EXERCISE AIM: Output the material below in its entirety, exactly as given.

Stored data
⟨

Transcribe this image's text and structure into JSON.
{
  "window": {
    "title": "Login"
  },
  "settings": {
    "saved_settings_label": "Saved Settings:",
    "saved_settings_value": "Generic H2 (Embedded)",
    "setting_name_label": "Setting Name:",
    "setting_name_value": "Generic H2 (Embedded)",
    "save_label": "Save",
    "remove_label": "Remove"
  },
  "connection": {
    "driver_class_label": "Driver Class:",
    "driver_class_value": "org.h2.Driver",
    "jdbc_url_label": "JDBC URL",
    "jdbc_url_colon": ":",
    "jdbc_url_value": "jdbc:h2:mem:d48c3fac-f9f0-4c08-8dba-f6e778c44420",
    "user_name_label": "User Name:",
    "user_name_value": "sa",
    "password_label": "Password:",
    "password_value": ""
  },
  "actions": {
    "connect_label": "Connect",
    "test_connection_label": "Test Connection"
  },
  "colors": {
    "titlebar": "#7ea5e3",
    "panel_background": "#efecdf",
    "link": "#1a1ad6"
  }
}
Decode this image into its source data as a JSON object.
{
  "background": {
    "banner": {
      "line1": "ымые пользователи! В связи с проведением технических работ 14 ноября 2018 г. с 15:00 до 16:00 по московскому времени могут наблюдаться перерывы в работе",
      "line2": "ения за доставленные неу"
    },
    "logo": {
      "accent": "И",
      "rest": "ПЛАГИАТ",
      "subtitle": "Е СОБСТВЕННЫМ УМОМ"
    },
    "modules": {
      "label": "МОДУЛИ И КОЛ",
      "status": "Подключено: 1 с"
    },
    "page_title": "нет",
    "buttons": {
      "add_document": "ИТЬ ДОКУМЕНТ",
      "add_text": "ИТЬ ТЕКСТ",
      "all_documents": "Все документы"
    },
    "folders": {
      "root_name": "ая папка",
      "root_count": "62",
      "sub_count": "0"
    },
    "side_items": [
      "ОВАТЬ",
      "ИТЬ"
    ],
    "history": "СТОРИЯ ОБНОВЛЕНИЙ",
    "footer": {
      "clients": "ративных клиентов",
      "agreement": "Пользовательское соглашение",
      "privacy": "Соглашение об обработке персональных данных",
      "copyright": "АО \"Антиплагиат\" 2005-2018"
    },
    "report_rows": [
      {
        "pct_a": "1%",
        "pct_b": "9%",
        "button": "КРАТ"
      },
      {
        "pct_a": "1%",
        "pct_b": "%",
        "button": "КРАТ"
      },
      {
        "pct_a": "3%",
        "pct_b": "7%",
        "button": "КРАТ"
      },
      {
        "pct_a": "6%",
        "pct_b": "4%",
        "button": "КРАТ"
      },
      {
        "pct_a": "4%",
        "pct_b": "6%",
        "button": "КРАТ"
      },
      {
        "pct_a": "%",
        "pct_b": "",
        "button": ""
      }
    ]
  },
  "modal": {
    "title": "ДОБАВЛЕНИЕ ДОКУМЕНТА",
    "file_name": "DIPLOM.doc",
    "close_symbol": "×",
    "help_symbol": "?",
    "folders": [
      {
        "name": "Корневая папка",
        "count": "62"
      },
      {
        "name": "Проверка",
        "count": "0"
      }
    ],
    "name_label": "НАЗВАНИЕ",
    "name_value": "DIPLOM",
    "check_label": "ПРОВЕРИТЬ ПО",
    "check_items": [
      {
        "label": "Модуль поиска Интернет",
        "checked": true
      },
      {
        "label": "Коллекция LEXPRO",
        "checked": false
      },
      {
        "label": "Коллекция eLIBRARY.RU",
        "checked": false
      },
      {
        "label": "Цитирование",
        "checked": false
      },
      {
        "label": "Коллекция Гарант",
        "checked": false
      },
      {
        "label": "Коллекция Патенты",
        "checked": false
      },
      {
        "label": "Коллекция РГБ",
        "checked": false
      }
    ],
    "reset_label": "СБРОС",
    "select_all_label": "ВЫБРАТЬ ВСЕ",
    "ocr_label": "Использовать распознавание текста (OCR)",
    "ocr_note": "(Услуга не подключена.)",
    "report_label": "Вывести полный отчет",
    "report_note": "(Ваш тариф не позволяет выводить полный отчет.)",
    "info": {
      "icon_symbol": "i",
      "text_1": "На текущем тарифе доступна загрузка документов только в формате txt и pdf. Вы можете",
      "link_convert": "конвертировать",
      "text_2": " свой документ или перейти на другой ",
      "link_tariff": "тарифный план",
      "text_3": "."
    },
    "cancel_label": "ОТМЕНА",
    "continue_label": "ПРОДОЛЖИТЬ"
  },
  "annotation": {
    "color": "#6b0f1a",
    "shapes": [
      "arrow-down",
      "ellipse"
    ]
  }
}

⟩

SOLUTION:
Transcribe this image's text and structure into JSON.
{
  "window": {
    "title": "Login"
  },
  "settings": {
    "saved_settings_label": "Saved Settings:",
    "saved_settings_value": "Generic H2 (Embedded)",
    "setting_name_label": "Setting Name:",
    "setting_name_value": "Generic H2 (Embedded)",
    "save_label": "Save",
    "remove_label": "Remove"
  },
  "connection": {
    "driver_class_label": "Driver Class:",
    "driver_class_value": "org.h2.Driver",
    "jdbc_url_label": "JDBC URL",
    "jdbc_url_colon": ":",
    "jdbc_url_value": "jdbc:h2:mem:d48c3fac-f9f0-4c08-8dba-f6e778c44420",
    "user_name_label": "User Name:",
    "user_name_value": "sa",
    "password_label": "Password:",
    "password_value": ""
  },
  "actions": {
    "connect_label": "Connect",
    "test_connection_label": "Test Connection"
  },
  "colors": {
    "titlebar": "#7ea5e3",
    "panel_background": "#efecdf",
    "link": "#1a1ad6"
  }
}
Decode this image into its source data as a JSON object.
{
  "background": {
    "banner": {
      "line1": "ымые пользователи! В связи с проведением технических работ 14 ноября 2018 г. с 15:00 до 16:00 по московскому времени могут наблюдаться перерывы в работе",
      "line2": "ения за доставленные неу"
    },
    "logo": {
      "accent": "И",
      "rest": "ПЛАГИАТ",
      "subtitle": "Е СОБСТВЕННЫМ УМОМ"
    },
    "modules": {
      "label": "МОДУЛИ И КОЛ",
      "status": "Подключено: 1 с"
    },
    "page_title": "нет",
    "buttons": {
      "add_document": "ИТЬ ДОКУМЕНТ",
      "add_text": "ИТЬ ТЕКСТ",
      "all_documents": "Все документы"
    },
    "folders": {
      "root_name": "ая папка",
      "root_count": "62",
      "sub_count": "0"
    },
    "side_items": [
      "ОВАТЬ",
      "ИТЬ"
    ],
    "history": "СТОРИЯ ОБНОВЛЕНИЙ",
    "footer": {
      "clients": "ративных клиентов",
      "agreement": "Пользовательское соглашение",
      "privacy": "Соглашение об обработке персональных данных",
      "copyright": "АО \"Антиплагиат\" 2005-2018"
    },
    "report_rows": [
      {
        "pct_a": "1%",
        "pct_b": "9%",
        "button": "КРАТ"
      },
      {
        "pct_a": "1%",
        "pct_b": "%",
        "button": "КРАТ"
      },
      {
        "pct_a": "3%",
        "pct_b": "7%",
        "button": "КРАТ"
      },
      {
        "pct_a": "6%",
        "pct_b": "4%",
        "button": "КРАТ"
      },
      {
        "pct_a": "4%",
        "pct_b": "6%",
        "button": "КРАТ"
      },
      {
        "pct_a": "%",
        "pct_b": "",
        "button": ""
      }
    ]
  },
  "modal": {
    "title": "ДОБАВЛЕНИЕ ДОКУМЕНТА",
    "file_name": "DIPLOM.doc",
    "close_symbol": "×",
    "help_symbol": "?",
    "folders": [
      {
        "name": "Корневая папка",
        "count": "62"
      },
      {
        "name": "Проверка",
        "count": "0"
      }
    ],
    "name_label": "НАЗВАНИЕ",
    "name_value": "DIPLOM",
    "check_label": "ПРОВЕРИТЬ ПО",
    "check_items": [
      {
        "label": "Модуль поиска Интернет",
        "checked": true
      },
      {
        "label": "Коллекция LEXPRO",
        "checked": false
      },
      {
        "label": "Коллекция eLIBRARY.RU",
        "checked": false
      },
      {
        "label": "Цитирование",
        "checked": false
      },
      {
        "label": "Коллекция Гарант",
        "checked": false
      },
      {
        "label": "Коллекция Патенты",
        "checked": false
      },
      {
        "label": "Коллекция РГБ",
        "checked": false
      }
    ],
    "reset_label": "СБРОС",
    "select_all_label": "ВЫБРАТЬ ВСЕ",
    "ocr_label": "Использовать распознавание текста (OCR)",
    "ocr_note": "(Услуга не подключена.)",
    "report_label": "Вывести полный отчет",
    "report_note": "(Ваш тариф не позволяет выводить полный отчет.)",
    "info": {
      "icon_symbol": "i",
      "text_1": "На текущем тарифе доступна загрузка документов только в формате txt и pdf. Вы можете",
      "link_convert": "конвертировать",
      "text_2": " свой документ или перейти на другой ",
      "link_tariff": "тарифный план",
      "text_3": "."
    },
    "cancel_label": "ОТМЕНА",
    "continue_label": "ПРОДОЛЖИТЬ"
  },
  "annotation": {
    "color": "#6b0f1a",
    "shapes": [
      "arrow-down",
      "ellipse"
    ]
  }
}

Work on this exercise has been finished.